Challenge ▸ Write out every line of the material exactly as it appears.

Material ▸
※ ※ ※

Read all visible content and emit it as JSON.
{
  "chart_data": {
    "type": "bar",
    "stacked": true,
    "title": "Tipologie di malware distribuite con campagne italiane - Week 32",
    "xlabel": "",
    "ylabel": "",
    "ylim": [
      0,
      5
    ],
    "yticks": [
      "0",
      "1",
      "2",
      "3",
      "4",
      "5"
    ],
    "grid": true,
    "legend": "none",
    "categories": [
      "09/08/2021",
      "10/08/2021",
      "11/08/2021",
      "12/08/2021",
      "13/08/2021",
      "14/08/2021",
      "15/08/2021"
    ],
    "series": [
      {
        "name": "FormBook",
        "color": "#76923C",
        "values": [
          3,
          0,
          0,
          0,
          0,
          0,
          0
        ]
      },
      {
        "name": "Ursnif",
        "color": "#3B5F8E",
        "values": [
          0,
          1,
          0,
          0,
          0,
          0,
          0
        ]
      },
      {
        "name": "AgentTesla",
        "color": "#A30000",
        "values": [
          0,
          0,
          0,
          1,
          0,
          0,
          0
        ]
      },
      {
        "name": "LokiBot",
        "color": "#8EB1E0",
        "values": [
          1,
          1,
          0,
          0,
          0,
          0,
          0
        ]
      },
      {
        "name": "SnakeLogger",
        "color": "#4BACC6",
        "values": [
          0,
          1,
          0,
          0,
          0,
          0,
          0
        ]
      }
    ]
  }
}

※ ※ ※

Full solution ▸
Read all visible content and emit it as JSON.
{
  "chart_data": {
    "type": "bar",
    "stacked": true,
    "title": "Tipologie di malware distribuite con campagne italiane - Week 32",
    "xlabel": "",
    "ylabel": "",
    "ylim": [
      0,
      5
    ],
    "yticks": [
      "0",
      "1",
      "2",
      "3",
      "4",
      "5"
    ],
    "grid": true,
    "legend": "none",
    "categories": [
      "09/08/2021",
      "10/08/2021",
      "11/08/2021",
      "12/08/2021",
      "13/08/2021",
      "14/08/2021",
      "15/08/2021"
    ],
    "series": [
      {
        "name": "FormBook",
        "color": "#76923C",
        "values": [
          3,
          0,
          0,
          0,
          0,
          0,
          0
        ]
      },
      {
        "name": "Ursnif",
        "color": "#3B5F8E",
        "values": [
          0,
          1,
          0,
          0,
          0,
          0,
          0
        ]
      },
      {
        "name": "AgentTesla",
        "color": "#A30000",
        "values": [
          0,
          0,
          0,
          1,
          0,
          0,
          0
        ]
      },
      {
        "name": "LokiBot",
        "color": "#8EB1E0",
        "values": [
          1,
          1,
          0,
          0,
          0,
          0,
          0
        ]
      },
      {
        "name": "SnakeLogger",
        "color": "#4BACC6",
        "values": [
          0,
          1,
          0,
          0,
          0,
          0,
          0
        ]
      }
    ]
  }
}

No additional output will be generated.